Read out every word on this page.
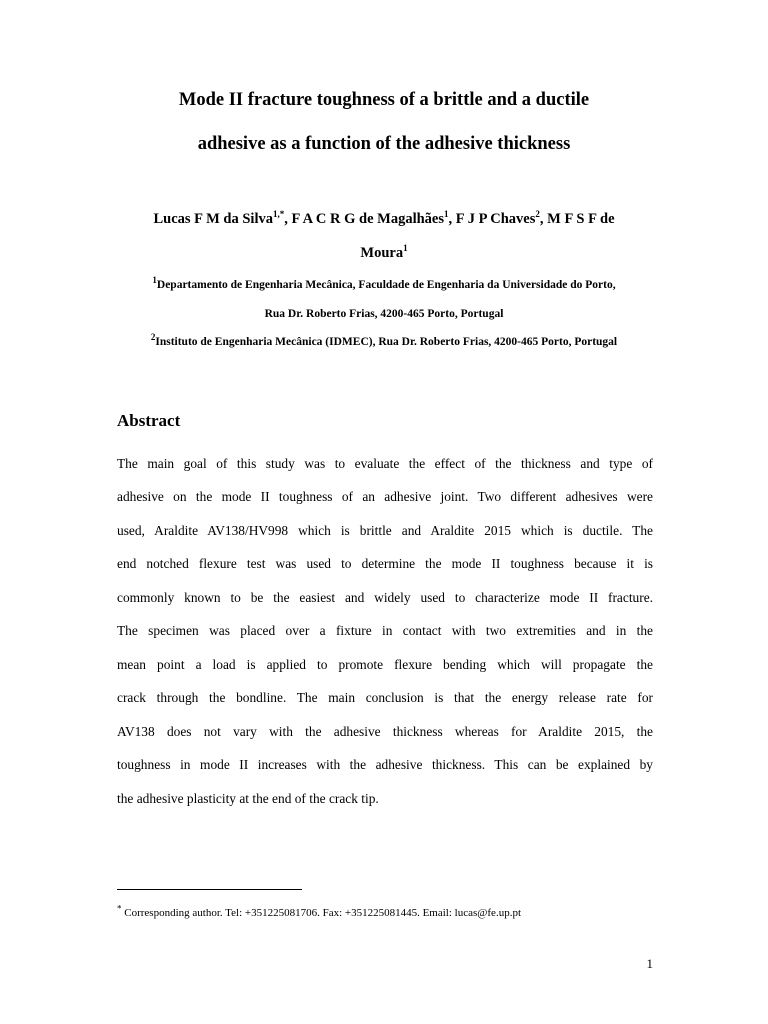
Mode II fracture toughness of a brittle and a ductile
adhesive as a function of the adhesive thickness
Lucas F M da Silva$^{1,*}$, F A C R G de Magalhães$^1$, F J P Chaves$^2$, M F S F de
Moura$^1$
$^1$Departamento de Engenharia Mecânica, Faculdade de Engenharia da Universidade do Porto,
Rua Dr. Roberto Frias, 4200-465 Porto, Portugal
$^2$Instituto de Engenharia Mecânica (IDMEC), Rua Dr. Roberto Frias, 4200-465 Porto, Portugal
Abstract
The main goal of this study was to evaluate the effect of the thickness and type of
adhesive on the mode II toughness of an adhesive joint. Two different adhesives were
used, Araldite AV138/HV998 which is brittle and Araldite 2015 which is ductile. The
end notched flexure test was used to determine the mode II toughness because it is
commonly known to be the easiest and widely used to characterize mode II fracture.
The specimen was placed over a fixture in contact with two extremities and in the
mean point a load is applied to promote flexure bending which will propagate the
crack through the bondline. The main conclusion is that the energy release rate for
AV138 does not vary with the adhesive thickness whereas for Araldite 2015, the
toughness in mode II increases with the adhesive thickness. This can be explained by
the adhesive plasticity at the end of the crack tip.
* Corresponding author. Tel: +351225081706. Fax: +351225081445. Email: lucas@fe.up.pt
1
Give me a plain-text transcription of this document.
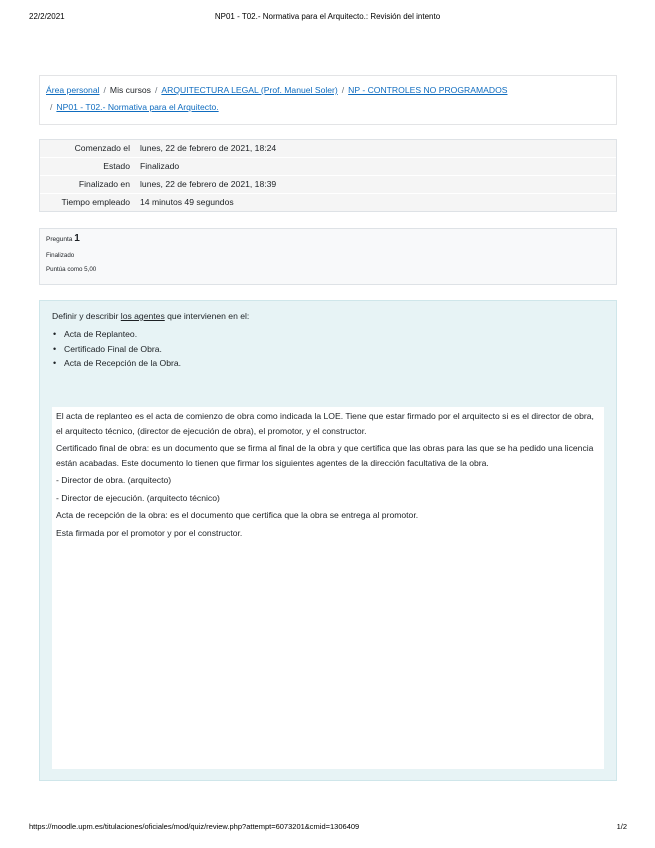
22/2/2021	NP01 - T02.- Normativa para el Arquitecto.: Revisión del intento
Área personal / Mis cursos / ARQUITECTURA LEGAL (Prof. Manuel Soler) / NP - CONTROLES NO PROGRAMADOS
/ NP01 - T02.- Normativa para el Arquitecto.
Comenzado el	lunes, 22 de febrero de 2021, 18:24
Estado	Finalizado
Finalizado en	lunes, 22 de febrero de 2021, 18:39
Tiempo empleado	14 minutos 49 segundos
Pregunta 1
Finalizado
Puntúa como 5,00
Definir y describir los agentes que intervienen en el:
• Acta de Replanteo.
• Certificado Final de Obra.
• Acta de Recepción de la Obra.

El acta de replanteo es el acta de comienzo de obra como indicada la LOE. Tiene que estar firmado por el arquitecto si es el director de obra, el arquitecto técnico, (director de ejecución de obra), el promotor, y el constructor.

Certificado final de obra: es un documento que se firma al final de la obra y que certifica que las obras para las que se ha pedido una licencia están acabadas. Este documento lo tienen que firmar los siguientes agentes de la dirección facultativa de la obra.

- Director de obra. (arquitecto)

- Director de ejecución. (arquitecto técnico)

Acta de recepción de la obra: es el documento que certifica que la obra se entrega al promotor.

Esta firmada por el promotor y por el constructor.

https://moodle.upm.es/titulaciones/oficiales/mod/quiz/review.php?attempt=6073201&cmid=1306409	1/2
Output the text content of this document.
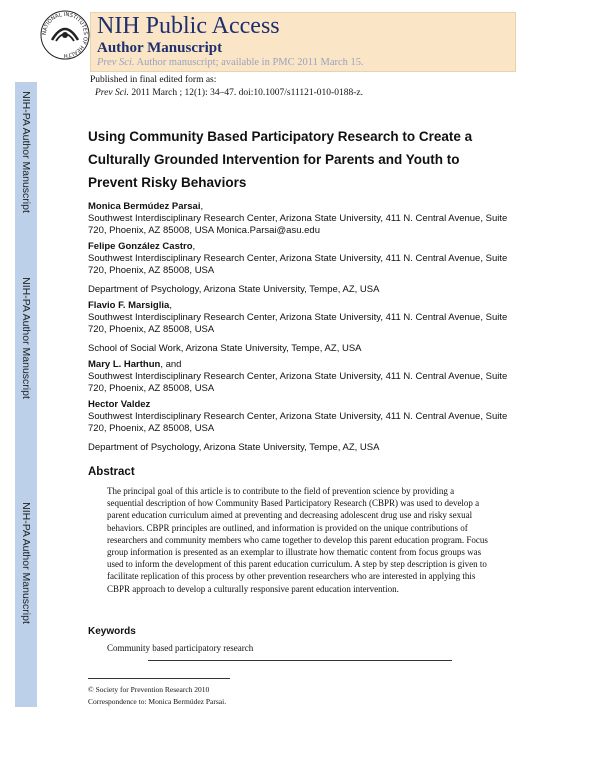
NIH-PA Author Manuscript
NIH-PA Author Manuscript
NIH-PA Author Manuscript
NATIONAL INSTITUTES OF HEALTH
NIH Public Access
Author Manuscript
Prev Sci. Author manuscript; available in PMC 2011 March 15.
Published in final edited form as:
Prev Sci. 2011 March ; 12(1): 34–47. doi:10.1007/s11121-010-0188-z.
Using Community Based Participatory Research to Create a Culturally Grounded Intervention for Parents and Youth to Prevent Risky Behaviors
Monica Bermúdez Parsai,
Southwest Interdisciplinary Research Center, Arizona State University, 411 N. Central Avenue, Suite 720, Phoenix, AZ 85008, USA Monica.Parsai@asu.edu
Felipe González Castro,
Southwest Interdisciplinary Research Center, Arizona State University, 411 N. Central Avenue, Suite 720, Phoenix, AZ 85008, USA
Department of Psychology, Arizona State University, Tempe, AZ, USA
Flavio F. Marsiglia,
Southwest Interdisciplinary Research Center, Arizona State University, 411 N. Central Avenue, Suite 720, Phoenix, AZ 85008, USA
School of Social Work, Arizona State University, Tempe, AZ, USA
Mary L. Harthun, and
Southwest Interdisciplinary Research Center, Arizona State University, 411 N. Central Avenue, Suite 720, Phoenix, AZ 85008, USA
Hector Valdez
Southwest Interdisciplinary Research Center, Arizona State University, 411 N. Central Avenue, Suite 720, Phoenix, AZ 85008, USA
Department of Psychology, Arizona State University, Tempe, AZ, USA
Abstract

The principal goal of this article is to contribute to the field of prevention science by providing a sequential description of how Community Based Participatory Research (CBPR) was used to develop a parent education curriculum aimed at preventing and decreasing adolescent drug use and risky sexual behaviors. CBPR principles are outlined, and information is provided on the unique contributions of researchers and community members who came together to develop this parent education program. Focus group information is presented as an exemplar to illustrate how thematic content from focus groups was used to inform the development of this parent education curriculum. A step by step description is given to facilitate replication of this process by other prevention researchers who are interested in applying this CBPR approach to develop a culturally responsive parent education intervention.

Keywords
Community based participatory research
© Society for Prevention Research 2010
Correspondence to: Monica Bermúdez Parsai.
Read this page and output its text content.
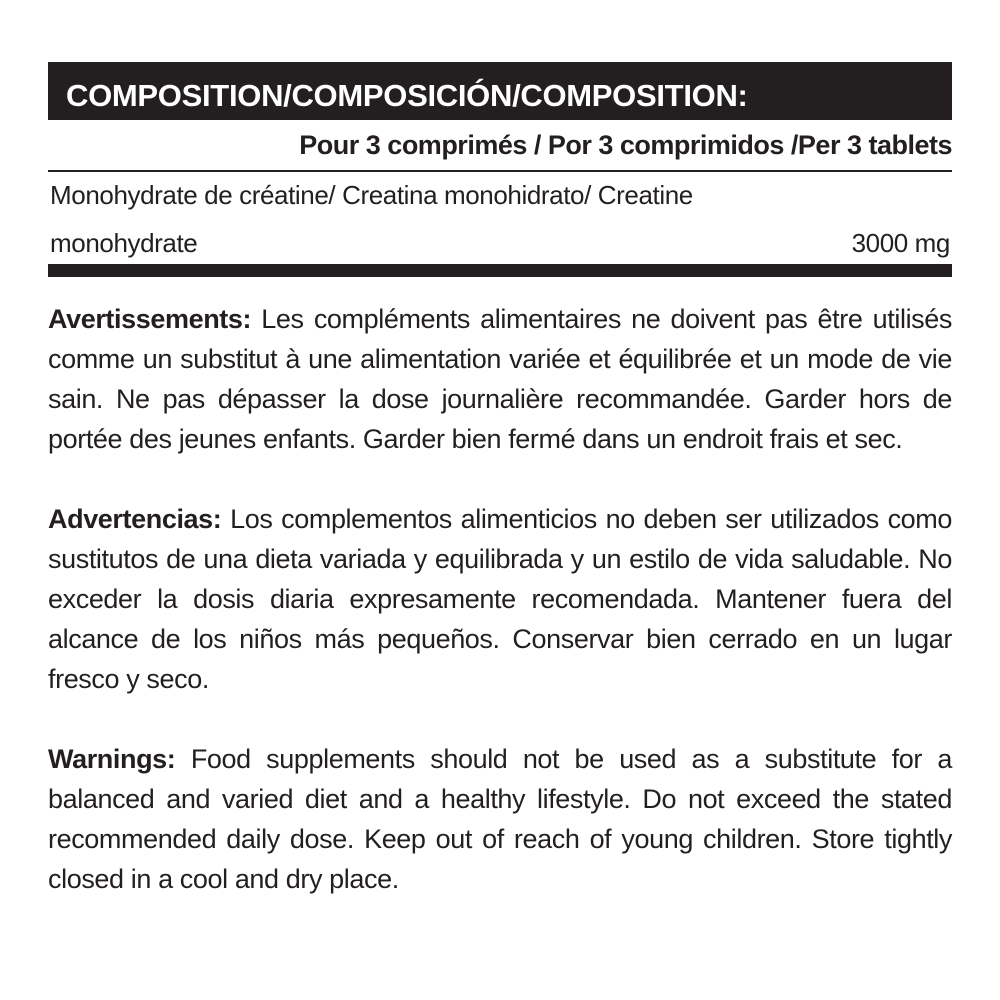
COMPOSITION/COMPOSICIÓN/COMPOSITION:
Pour 3 comprimés / Por 3 comprimidos /Per 3 tablets
Monohydrate de créatine/ Creatina monohidrato/ Creatine
monohydrate	3000 mg

Avertissements: Les compléments alimentaires ne doivent pas être utilisés comme un substitut à une alimentation variée et équilibrée et un mode de vie sain. Ne pas dépasser la dose journalière recommandée. Garder hors de portée des jeunes enfants. Garder bien fermé dans un endroit frais et sec.

Advertencias: Los complementos alimenticios no deben ser utilizados como sustitutos de una dieta variada y equilibrada y un estilo de vida saludable. No exceder la dosis diaria expresamente recomendada. Mantener fuera del alcance de los niños más pequeños. Conservar bien cerrado en un lugar fresco y seco.

Warnings: Food supplements should not be used as a substitute for a balanced and varied diet and a healthy lifestyle. Do not exceed the stated recommended daily dose. Keep out of reach of young children. Store tightly closed in a cool and dry place.
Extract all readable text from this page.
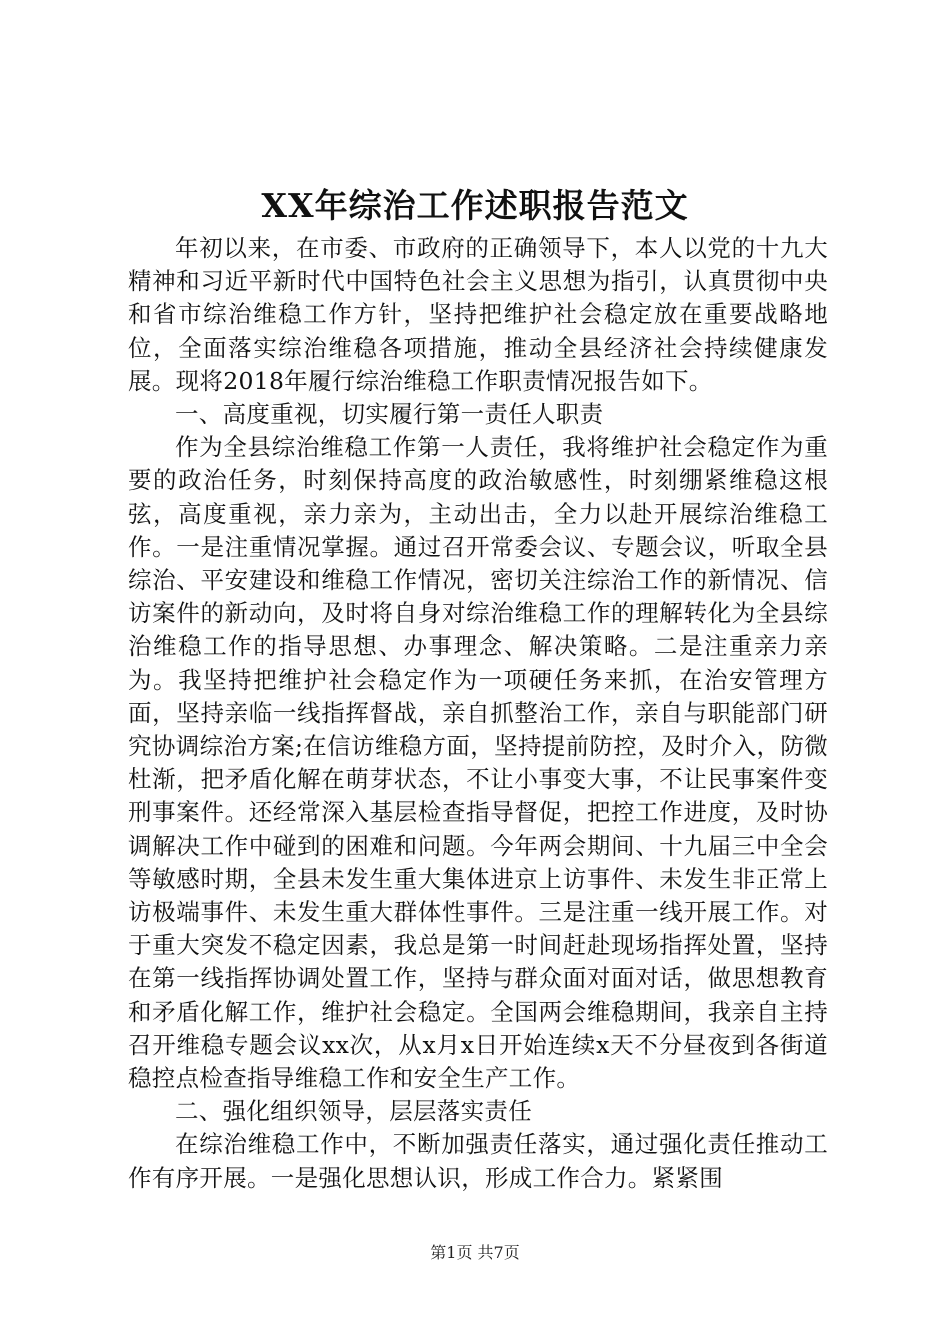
XX年综治工作述职报告范文

年初以来，在市委、市政府的正确领导下，本人以党的十九大精神和习近平新时代中国特色社会主义思想为指引，认真贯彻中央和省市综治维稳工作方针，坚持把维护社会稳定放在重要战略地位，全面落实综治维稳各项措施，推动全县经济社会持续健康发展。现将2018年履行综治维稳工作职责情况报告如下。

一、高度重视，切实履行第一责任人职责

作为全县综治维稳工作第一人责任，我将维护社会稳定作为重要的政治任务，时刻保持高度的政治敏感性，时刻绷紧维稳这根弦，高度重视，亲力亲为，主动出击，全力以赴开展综治维稳工作。一是注重情况掌握。通过召开常委会议、专题会议，听取全县综治、平安建设和维稳工作情况，密切关注综治工作的新情况、信访案件的新动向，及时将自身对综治维稳工作的理解转化为全县综治维稳工作的指导思想、办事理念、解决策略。二是注重亲力亲为。我坚持把维护社会稳定作为一项硬任务来抓，在治安管理方面，坚持亲临一线指挥督战，亲自抓整治工作，亲自与职能部门研究协调综治方案;在信访维稳方面，坚持提前防控，及时介入，防微杜渐，把矛盾化解在萌芽状态，不让小事变大事，不让民事案件变刑事案件。还经常深入基层检查指导督促，把控工作进度，及时协调解决工作中碰到的困难和问题。今年两会期间、十九届三中全会等敏感时期，全县未发生重大集体进京上访事件、未发生非正常上访极端事件、未发生重大群体性事件。三是注重一线开展工作。对于重大突发不稳定因素，我总是第一时间赶赴现场指挥处置，坚持在第一线指挥协调处置工作，坚持与群众面对面对话，做思想教育和矛盾化解工作，维护社会稳定。全国两会维稳期间，我亲自主持召开维稳专题会议xx次，从x月x日开始连续x天不分昼夜到各街道稳控点检查指导维稳工作和安全生产工作。

二、强化组织领导，层层落实责任

在综治维稳工作中，不断加强责任落实，通过强化责任推动工作有序开展。一是强化思想认识，形成工作合力。紧紧围

第1页 共7页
+ + + +
__Exercise instructions__.
Within the material above, find the lines that contain the word "ejecución"; copy them.

__Correct response__.
El acta de replanteo es el acta de comienzo de obra como indicada la LOE. Tiene que estar firmado por el arquitecto si es el director de obra, el arquitecto técnico, (director de ejecución de obra), el promotor, y el constructor.
- Director de ejecución. (arquitecto técnico)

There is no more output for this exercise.